• [STATED EXERCISE] Output the lines of the records from the one containing "Type out the text in this image." through the last, both ends included. Leave pictures out.

• [Dataset records]
* Begin *

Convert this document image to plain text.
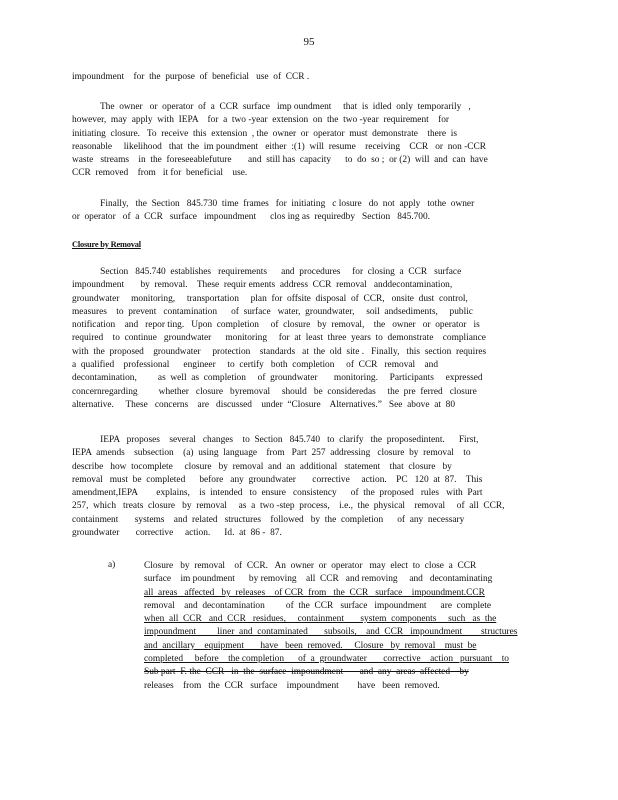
95

impoundment    for  the  purpose  of  beneficial   use  of  CCR .

The  owner   or  operator  of  a  CCR  surface   imp oundment     that  is  idled  only  temporarily   ,
however,  may  apply  with  IEPA    for  a  two -year  extension  on  the  two -year  requirement    for
initiating  closure.   To  receive  this  extension  , the  owner  or  operator  must  demonstrate    there  is
reasonable     likelihood   that  the  im poundment   either  :(1)  will  resume    receiving    CCR   or  non -CCR
waste   streams    in  the  foreseeablefuture       and  still has  capacity      to  do  so ;  or (2)  will  and  can  have
CCR  removed    from   it for  beneficial    use.

Finally,   the  Section   845.730  time  frames   for  initiating   c losure   do  not  apply   tothe  owner
or  operator   of  a  CCR   surface   impoundment      clos ing as  requiredby   Section   845.700.

Closure by Removal

Section   845.740  establishes   requirements      and  procedures     for  closing  a  CCR   surface
impoundment       by  removal.    These  requir ements  address  CCR  removal   anddecontamination,
groundwater     monitoring,     transportation     plan  for  offsite  disposal  of  CCR,   onsite  dust  control,
measures    to  prevent   contamination      of  surface   water,  groundwater,     soil  andsediments,     public
notification    and   repor ting.   Upon  completion     of  closure   by  removal,    the   owner   or  operator   is
required    to  continue   groundwater      monitoring     for  at  least  three  years  to  demonstrate    compliance
with  the  proposed    groundwater     protection    standards   at  the  old  site .   Finally,   this  section  requires
a  qualified    professional      engineer     to  certify   both  completion     of  CCR   removal    and
decontamination,         as  well  as  completion     of  groundwater       monitoring.     Participants     expressed
concernregarding         whether   closure   byremoval     should   be  consideredas     the  pre  ferred   closure
alternative.     These   concerns    are   discussed    under  “Closure    Alternatives.”   See  above  at  80

IEPA   proposes    several   changes    to  Section   845.740   to  clarify   the  proposedintent.      First,
IEPA  amends    subsection    (a)  using  language    from   Part  257  addressing   closure  by  removal    to
describe   how  tocomplete     closure   by  removal  and  an  additional   statement    that  closure   by
removal   must  be  completed      before   any  groundwater       corrective     action.    PC   120  at  87.    This
amendment,IEPA        explains,    is  intended   to  ensure   consistency      of  the  proposed   rules   with  Part
257,  which   treats  closure   by  removal     as  a  two -step  process,    i.e.,  the  physical    removal     of  all  CCR,
containment       systems    and  related   structures    followed   by  the  completion      of  any  necessary
groundwater       corrective     action.      Id.  at  86 -  87.

a)	Closure   by  removal    of  CCR.   An  owner  or  operator   may  elect  to  close  a  CCR
surface    im poundment      by removing    all  CCR   and removing     and   decontaminating
all  areas   affected   by  releases    of CCR  from   the  CCR   surface    impoundment.CCR
removal    and  decontamination         of  the  CCR   surface   impoundment      are  complete
when  all  CCR   and  CCR   residues,     containment       system  components     such   as  the
impoundment         liner  and  contaminated       subsoils,    and  CCR   impoundment        structures
and  ancillary    equipment       have   been  removed.     Closure   by  removal    must  be
completed     before    the completion      of  a  groundwater       corrective    action   pursuant    to
Sub part  F. the  CCR   in  the  surface  impoundment       and  any  areas  affected    by
releases    from   the  CCR   surface    impoundment        have   been  removed.
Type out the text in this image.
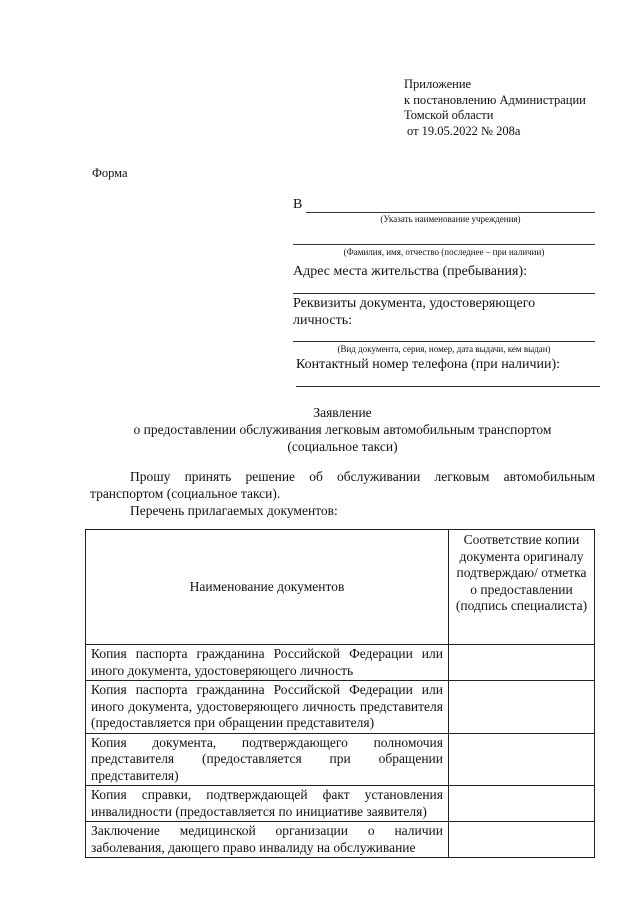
Приложение
к постановлению Администрации
Томской области
от 19.05.2022 № 208а
Форма
В
(Указать наименование учреждения)
(Фамилия, имя, отчество (последнее – при наличии)
Адрес места жительства (пребывания):
Реквизиты документа, удостоверяющего
личность:
(Вид документа, серия, номер, дата выдачи, кем выдан)
Контактный номер телефона (при наличии):
Заявление
о предоставлении обслуживания легковым автомобильным транспортом
(социальное такси)
Прошу принять решение об обслуживании легковым автомобильным транспортом (социальное такси).
Перечень прилагаемых документов:
Наименование документов	Соответствие копии документа оригиналу подтверждаю/ отметка о предоставлении (подпись специалиста)
Копия паспорта гражданина Российской Федерации или иного документа, удостоверяющего личность	
Копия паспорта гражданина Российской Федерации или иного документа, удостоверяющего личность представителя (предоставляется при обращении представителя)	
Копия документа, подтверждающего полномочия представителя (предоставляется при обращении представителя)	
Копия справки, подтверждающей факт установления инвалидности (предоставляется по инициативе заявителя)	
Заключение медицинской организации о наличии заболевания, дающего право инвалиду на обслуживание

* End *

• [COMPLETE ANSWER]
Type out the text in this image.
Приложение
к постановлению Администрации
Томской области
от 19.05.2022 № 208а
Форма
В
(Указать наименование учреждения)
(Фамилия, имя, отчество (последнее – при наличии)
Адрес места жительства (пребывания):
Реквизиты документа, удостоверяющего
личность:
(Вид документа, серия, номер, дата выдачи, кем выдан)
Контактный номер телефона (при наличии):
Заявление
о предоставлении обслуживания легковым автомобильным транспортом
(социальное такси)
Прошу принять решение об обслуживании легковым автомобильным транспортом (социальное такси).
Перечень прилагаемых документов:
Наименование документов	Соответствие копии документа оригиналу подтверждаю/ отметка о предоставлении (подпись специалиста)
Копия паспорта гражданина Российской Федерации или иного документа, удостоверяющего личность	
Копия паспорта гражданина Российской Федерации или иного документа, удостоверяющего личность представителя (предоставляется при обращении представителя)	
Копия документа, подтверждающего полномочия представителя (предоставляется при обращении представителя)	
Копия справки, подтверждающей факт установления инвалидности (предоставляется по инициативе заявителя)	
Заключение медицинской организации о наличии заболевания, дающего право инвалиду на обслуживание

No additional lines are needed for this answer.